Exercise objective:
Go over the listing below line by line and tally those containing "quelquefois". Give only the tally.

Dataset items
** START **

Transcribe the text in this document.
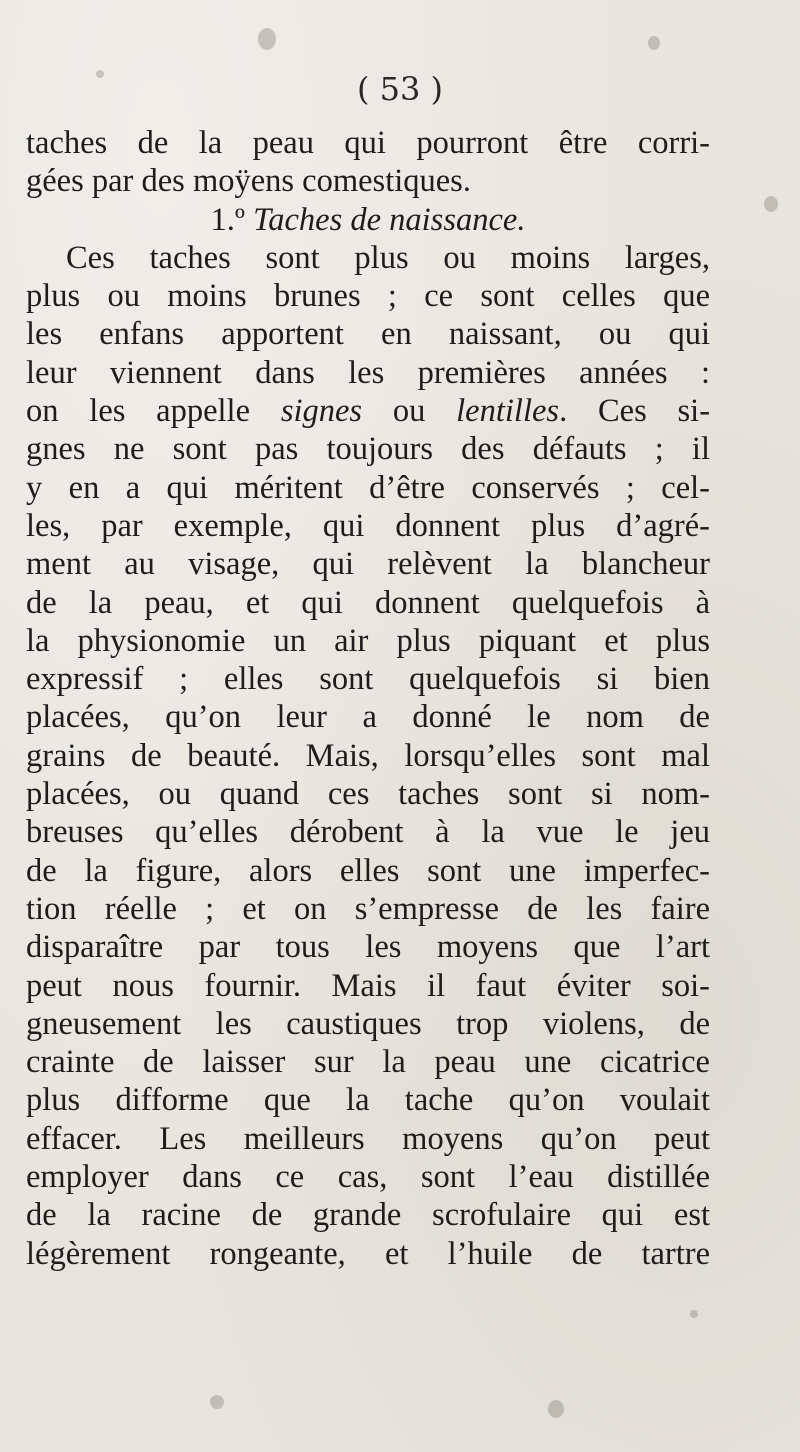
( 53 )
taches de la peau qui pourront être corri-
gées par des moÿens comestiques.
1.º Taches de naissance.
Ces taches sont plus ou moins larges,
plus ou moins brunes ; ce sont celles que
les enfans apportent en naissant, ou qui
leur viennent dans les premières années :
on les appelle signes ou lentilles. Ces si-
gnes ne sont pas toujours des défauts ; il
y en a qui méritent d’être conservés ; cel-
les, par exemple, qui donnent plus d’agré-
ment au visage, qui relèvent la blancheur
de la peau, et qui donnent quelquefois à
la physionomie un air plus piquant et plus
expressif ; elles sont quelquefois si bien
placées, qu’on leur a donné le nom de
grains de beauté. Mais, lorsqu’elles sont mal
placées, ou quand ces taches sont si nom-
breuses qu’elles dérobent à la vue le jeu
de la figure, alors elles sont une imperfec-
tion réelle ; et on s’empresse de les faire
disparaître par tous les moyens que l’art
peut nous fournir. Mais il faut éviter soi-
gneusement les caustiques trop violens, de
crainte de laisser sur la peau une cicatrice
plus difforme que la tache qu’on voulait
effacer. Les meilleurs moyens qu’on peut
employer dans ce cas, sont l’eau distillée
de la racine de grande scrofulaire qui est
légèrement rongeante, et l’huile de tartre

** END **

Solution to the problem:
2